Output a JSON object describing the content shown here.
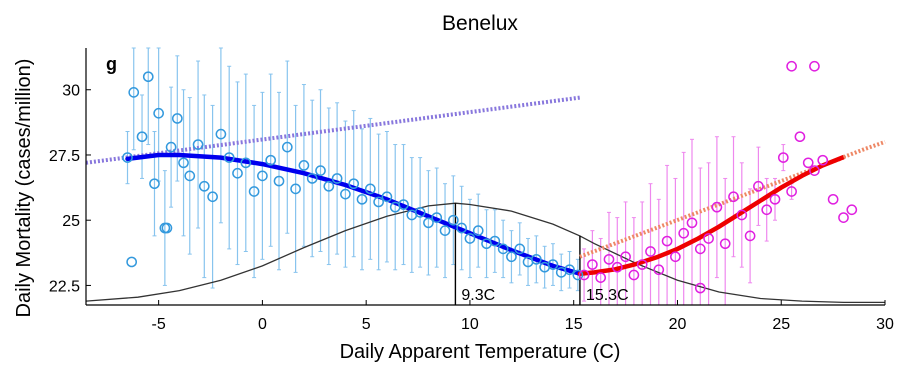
{
  "chart_data": {
    "type": "scatter",
    "title": "Benelux",
    "panel_label": "g",
    "xlabel": "Daily Apparent Temperature (C)",
    "ylabel": "Daily Mortality (cases/million)",
    "xlim": [
      -8.5,
      30
    ],
    "ylim": [
      21.75,
      31.6
    ],
    "xticks": [
      -5,
      0,
      5,
      10,
      15,
      20,
      25,
      30
    ],
    "yticks": [
      22.5,
      25,
      27.5,
      30
    ],
    "ytick_labels": [
      "22.5",
      "25",
      "27.5",
      "30"
    ],
    "grid": false,
    "thresholds": [
      {
        "x": 9.3,
        "label": "9.3C"
      },
      {
        "x": 15.3,
        "label": "15.3C"
      }
    ],
    "colors": {
      "cold_points": "#3399dd",
      "cold_errorbars": "#88c4ee",
      "hot_points": "#e020e0",
      "hot_errorbars": "#ee88ee",
      "cold_fit": "#0000ee",
      "hot_fit": "#ee0000",
      "cold_linear": "#8877dd",
      "hot_linear": "#ee8866",
      "density": "#333333"
    },
    "series": [
      {
        "role": "cold_observations",
        "x": [
          -6.5,
          -6.2,
          -5.8,
          -5.5,
          -5.2,
          -5.0,
          -4.7,
          -4.4,
          -4.1,
          -3.8,
          -3.5,
          -3.1,
          -2.8,
          -2.4,
          -2.0,
          -1.6,
          -1.2,
          -0.8,
          -0.4,
          0.0,
          0.4,
          0.8,
          1.2,
          1.6,
          2.0,
          2.4,
          2.8,
          3.2,
          3.6,
          4.0,
          4.4,
          4.8,
          5.2,
          5.6,
          6.0,
          6.4,
          6.8,
          7.2,
          7.6,
          8.0,
          8.4,
          8.8,
          9.2,
          9.6,
          10.0,
          10.4,
          10.8,
          11.2,
          11.6,
          12.0,
          12.4,
          12.8,
          13.2,
          13.6,
          14.0,
          14.4,
          14.8,
          15.2
        ],
        "y": [
          27.4,
          29.9,
          28.2,
          30.5,
          26.4,
          29.1,
          24.7,
          27.8,
          28.9,
          27.2,
          26.7,
          27.9,
          26.3,
          25.9,
          28.3,
          27.4,
          26.8,
          27.2,
          26.1,
          26.7,
          27.3,
          26.5,
          27.8,
          26.2,
          27.1,
          26.6,
          26.9,
          26.3,
          26.6,
          26.0,
          26.4,
          25.8,
          26.2,
          25.7,
          25.9,
          25.5,
          25.6,
          25.2,
          25.3,
          24.9,
          25.1,
          24.6,
          25.0,
          24.7,
          24.3,
          24.6,
          24.1,
          24.2,
          23.9,
          23.6,
          23.9,
          23.4,
          23.5,
          23.2,
          23.3,
          23.0,
          23.1,
          22.9
        ],
        "error": [
          1.0,
          2.2,
          1.6,
          2.6,
          2.0,
          2.6,
          2.2,
          2.3,
          2.4,
          2.8,
          3.0,
          3.2,
          3.5,
          3.5,
          3.4,
          3.5,
          3.5,
          3.4,
          3.3,
          3.2,
          3.3,
          3.4,
          3.3,
          3.2,
          3.1,
          3.0,
          3.1,
          3.0,
          2.9,
          2.8,
          2.8,
          2.7,
          2.7,
          2.6,
          2.5,
          2.4,
          2.3,
          2.2,
          2.1,
          2.0,
          1.9,
          1.8,
          1.7,
          1.6,
          1.5,
          1.4,
          1.3,
          1.2,
          1.1,
          1.0,
          1.0,
          0.9,
          0.9,
          0.8,
          0.8,
          0.7,
          0.7,
          0.6
        ]
      },
      {
        "role": "hot_observations",
        "x": [
          15.5,
          15.9,
          16.3,
          16.7,
          17.1,
          17.5,
          17.9,
          18.3,
          18.7,
          19.1,
          19.5,
          19.9,
          20.3,
          20.7,
          21.1,
          21.5,
          21.9,
          22.3,
          22.7,
          23.1,
          23.5,
          23.9,
          24.3,
          24.7,
          25.1,
          25.5,
          25.9,
          26.3,
          26.6,
          27.0,
          27.5,
          28.0,
          28.4
        ],
        "y": [
          22.9,
          23.3,
          22.8,
          23.5,
          23.2,
          23.6,
          22.9,
          23.3,
          23.8,
          23.1,
          24.2,
          23.6,
          24.5,
          24.9,
          23.9,
          24.3,
          25.5,
          24.1,
          25.9,
          25.2,
          24.4,
          26.3,
          25.4,
          25.8,
          27.4,
          26.1,
          28.2,
          27.2,
          26.9,
          27.3,
          25.8,
          25.1,
          25.4
        ],
        "error": [
          1.0,
          1.3,
          1.5,
          1.8,
          1.9,
          2.1,
          2.2,
          2.4,
          2.6,
          2.7,
          2.9,
          3.0,
          3.1,
          3.2,
          3.1,
          2.9,
          2.7,
          2.5,
          2.3,
          2.0,
          1.8,
          1.5,
          1.2,
          0.8,
          0.5,
          0.3,
          0.0,
          0.0,
          0.0,
          0.0,
          0.0,
          0.0,
          0.0
        ]
      },
      {
        "role": "outliers",
        "x": [
          -6.3,
          -4.6,
          25.5,
          26.6,
          21.1
        ],
        "y": [
          23.4,
          24.7,
          30.9,
          30.9,
          22.4
        ],
        "error": [
          0,
          0,
          0,
          0,
          0
        ]
      },
      {
        "role": "cold_fit",
        "x": [
          -6.5,
          -5.0,
          -4.0,
          -2.0,
          0.0,
          2.0,
          4.0,
          6.0,
          8.0,
          10.0,
          12.0,
          14.0,
          15.3
        ],
        "y": [
          27.35,
          27.5,
          27.5,
          27.4,
          27.15,
          26.8,
          26.35,
          25.8,
          25.15,
          24.5,
          23.85,
          23.25,
          22.95
        ]
      },
      {
        "role": "hot_fit",
        "x": [
          15.3,
          16.0,
          17.0,
          18.0,
          19.0,
          20.0,
          21.0,
          22.0,
          23.0,
          24.0,
          25.0,
          26.0,
          27.0,
          28.0,
          29.0,
          30.0
        ],
        "y": [
          22.95,
          23.0,
          23.12,
          23.32,
          23.58,
          23.9,
          24.3,
          24.75,
          25.25,
          25.75,
          26.25,
          26.7,
          27.1,
          27.42,
          27.72,
          28.0
        ]
      },
      {
        "role": "cold_linear",
        "x": [
          -8.5,
          15.3
        ],
        "y": [
          27.2,
          29.7
        ]
      },
      {
        "role": "hot_linear",
        "x": [
          15.3,
          28.0
        ],
        "y": [
          23.6,
          27.4
        ]
      },
      {
        "role": "temperature_density",
        "x": [
          -8.5,
          -6,
          -4,
          -2,
          0,
          2,
          4,
          6,
          8,
          9.3,
          10,
          12,
          14,
          15.3,
          16,
          18,
          20,
          22,
          24,
          26,
          28,
          30
        ],
        "y": [
          21.9,
          22.05,
          22.3,
          22.7,
          23.25,
          23.95,
          24.6,
          25.15,
          25.55,
          25.65,
          25.6,
          25.35,
          24.85,
          24.4,
          24.1,
          23.35,
          22.7,
          22.25,
          22.0,
          21.9,
          21.85,
          21.85
        ]
      }
    ]
  }
}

> [Exercise goal]: Say the number of lines in the records above that include the string "role", and no more.

> [Answer for this exercise]: 8